_WHAT TO WORK ON:_ Give the data below again exactly as it stands. Omit the pictures.

_DATA LISTING:_
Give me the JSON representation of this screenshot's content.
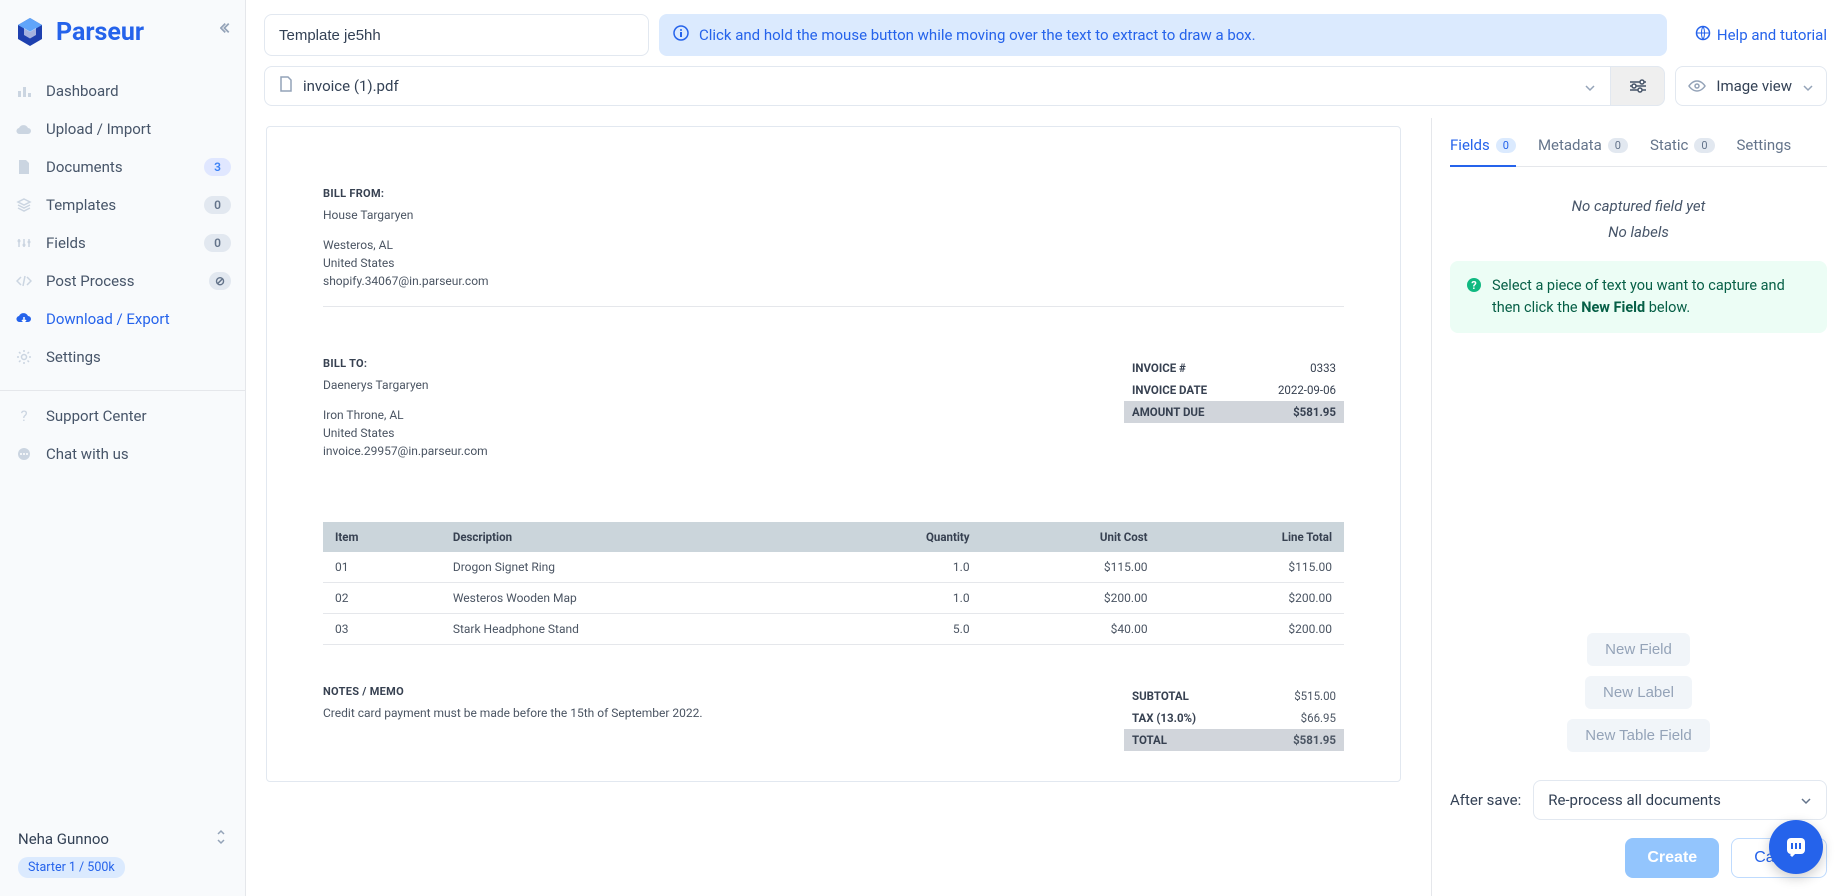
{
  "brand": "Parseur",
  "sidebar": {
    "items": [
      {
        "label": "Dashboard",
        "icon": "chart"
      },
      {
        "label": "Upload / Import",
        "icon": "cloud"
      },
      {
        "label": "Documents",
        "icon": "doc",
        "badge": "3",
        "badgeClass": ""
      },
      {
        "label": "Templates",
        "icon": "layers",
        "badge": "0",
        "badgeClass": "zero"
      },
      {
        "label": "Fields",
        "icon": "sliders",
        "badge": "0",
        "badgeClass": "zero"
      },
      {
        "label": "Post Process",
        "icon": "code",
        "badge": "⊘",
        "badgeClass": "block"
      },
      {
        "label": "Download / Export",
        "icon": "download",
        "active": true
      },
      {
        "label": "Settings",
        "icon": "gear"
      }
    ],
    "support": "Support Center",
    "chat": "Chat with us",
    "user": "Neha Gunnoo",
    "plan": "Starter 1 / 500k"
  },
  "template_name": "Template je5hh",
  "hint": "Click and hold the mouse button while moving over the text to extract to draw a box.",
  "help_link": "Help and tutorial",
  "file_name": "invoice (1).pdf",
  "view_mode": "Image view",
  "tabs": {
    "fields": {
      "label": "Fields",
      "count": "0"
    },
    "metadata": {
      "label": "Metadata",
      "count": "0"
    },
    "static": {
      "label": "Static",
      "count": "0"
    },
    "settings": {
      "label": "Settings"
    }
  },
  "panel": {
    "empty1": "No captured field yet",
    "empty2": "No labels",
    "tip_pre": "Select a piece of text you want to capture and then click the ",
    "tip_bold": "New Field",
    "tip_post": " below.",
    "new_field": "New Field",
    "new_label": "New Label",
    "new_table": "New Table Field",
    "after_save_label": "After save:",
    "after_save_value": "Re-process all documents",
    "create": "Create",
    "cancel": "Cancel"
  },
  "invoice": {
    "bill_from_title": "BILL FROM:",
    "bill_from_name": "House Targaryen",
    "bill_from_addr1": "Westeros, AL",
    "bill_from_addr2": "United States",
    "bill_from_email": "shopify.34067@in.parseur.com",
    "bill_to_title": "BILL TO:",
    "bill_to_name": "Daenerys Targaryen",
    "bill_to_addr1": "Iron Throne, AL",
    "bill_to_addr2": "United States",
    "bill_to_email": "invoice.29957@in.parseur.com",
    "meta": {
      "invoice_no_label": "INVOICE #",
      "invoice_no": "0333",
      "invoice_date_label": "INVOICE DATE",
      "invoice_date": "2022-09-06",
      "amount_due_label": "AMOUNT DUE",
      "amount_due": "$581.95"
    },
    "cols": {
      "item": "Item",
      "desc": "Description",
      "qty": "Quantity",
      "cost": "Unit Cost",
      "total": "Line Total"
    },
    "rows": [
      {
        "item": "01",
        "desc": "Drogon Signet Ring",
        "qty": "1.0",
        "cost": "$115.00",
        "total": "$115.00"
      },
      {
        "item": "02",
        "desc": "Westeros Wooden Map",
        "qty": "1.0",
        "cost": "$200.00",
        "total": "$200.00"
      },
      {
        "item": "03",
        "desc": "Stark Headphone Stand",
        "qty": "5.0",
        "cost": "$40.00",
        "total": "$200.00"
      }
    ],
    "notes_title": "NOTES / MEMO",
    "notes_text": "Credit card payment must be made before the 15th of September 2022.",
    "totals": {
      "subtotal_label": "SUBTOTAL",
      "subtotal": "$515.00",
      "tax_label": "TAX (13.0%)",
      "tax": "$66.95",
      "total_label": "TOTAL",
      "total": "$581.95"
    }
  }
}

_WRITTEN RESPONSE:_
Give me the JSON representation of this screenshot's content.
{
  "brand": "Parseur",
  "sidebar": {
    "items": [
      {
        "label": "Dashboard",
        "icon": "chart"
      },
      {
        "label": "Upload / Import",
        "icon": "cloud"
      },
      {
        "label": "Documents",
        "icon": "doc",
        "badge": "3",
        "badgeClass": ""
      },
      {
        "label": "Templates",
        "icon": "layers",
        "badge": "0",
        "badgeClass": "zero"
      },
      {
        "label": "Fields",
        "icon": "sliders",
        "badge": "0",
        "badgeClass": "zero"
      },
      {
        "label": "Post Process",
        "icon": "code",
        "badge": "⊘",
        "badgeClass": "block"
      },
      {
        "label": "Download / Export",
        "icon": "download",
        "active": true
      },
      {
        "label": "Settings",
        "icon": "gear"
      }
    ],
    "support": "Support Center",
    "chat": "Chat with us",
    "user": "Neha Gunnoo",
    "plan": "Starter 1 / 500k"
  },
  "template_name": "Template je5hh",
  "hint": "Click and hold the mouse button while moving over the text to extract to draw a box.",
  "help_link": "Help and tutorial",
  "file_name": "invoice (1).pdf",
  "view_mode": "Image view",
  "tabs": {
    "fields": {
      "label": "Fields",
      "count": "0"
    },
    "metadata": {
      "label": "Metadata",
      "count": "0"
    },
    "static": {
      "label": "Static",
      "count": "0"
    },
    "settings": {
      "label": "Settings"
    }
  },
  "panel": {
    "empty1": "No captured field yet",
    "empty2": "No labels",
    "tip_pre": "Select a piece of text you want to capture and then click the ",
    "tip_bold": "New Field",
    "tip_post": " below.",
    "new_field": "New Field",
    "new_label": "New Label",
    "new_table": "New Table Field",
    "after_save_label": "After save:",
    "after_save_value": "Re-process all documents",
    "create": "Create",
    "cancel": "Cancel"
  },
  "invoice": {
    "bill_from_title": "BILL FROM:",
    "bill_from_name": "House Targaryen",
    "bill_from_addr1": "Westeros, AL",
    "bill_from_addr2": "United States",
    "bill_from_email": "shopify.34067@in.parseur.com",
    "bill_to_title": "BILL TO:",
    "bill_to_name": "Daenerys Targaryen",
    "bill_to_addr1": "Iron Throne, AL",
    "bill_to_addr2": "United States",
    "bill_to_email": "invoice.29957@in.parseur.com",
    "meta": {
      "invoice_no_label": "INVOICE #",
      "invoice_no": "0333",
      "invoice_date_label": "INVOICE DATE",
      "invoice_date": "2022-09-06",
      "amount_due_label": "AMOUNT DUE",
      "amount_due": "$581.95"
    },
    "cols": {
      "item": "Item",
      "desc": "Description",
      "qty": "Quantity",
      "cost": "Unit Cost",
      "total": "Line Total"
    },
    "rows": [
      {
        "item": "01",
        "desc": "Drogon Signet Ring",
        "qty": "1.0",
        "cost": "$115.00",
        "total": "$115.00"
      },
      {
        "item": "02",
        "desc": "Westeros Wooden Map",
        "qty": "1.0",
        "cost": "$200.00",
        "total": "$200.00"
      },
      {
        "item": "03",
        "desc": "Stark Headphone Stand",
        "qty": "5.0",
        "cost": "$40.00",
        "total": "$200.00"
      }
    ],
    "notes_title": "NOTES / MEMO",
    "notes_text": "Credit card payment must be made before the 15th of September 2022.",
    "totals": {
      "subtotal_label": "SUBTOTAL",
      "subtotal": "$515.00",
      "tax_label": "TAX (13.0%)",
      "tax": "$66.95",
      "total_label": "TOTAL",
      "total": "$581.95"
    }
  }
}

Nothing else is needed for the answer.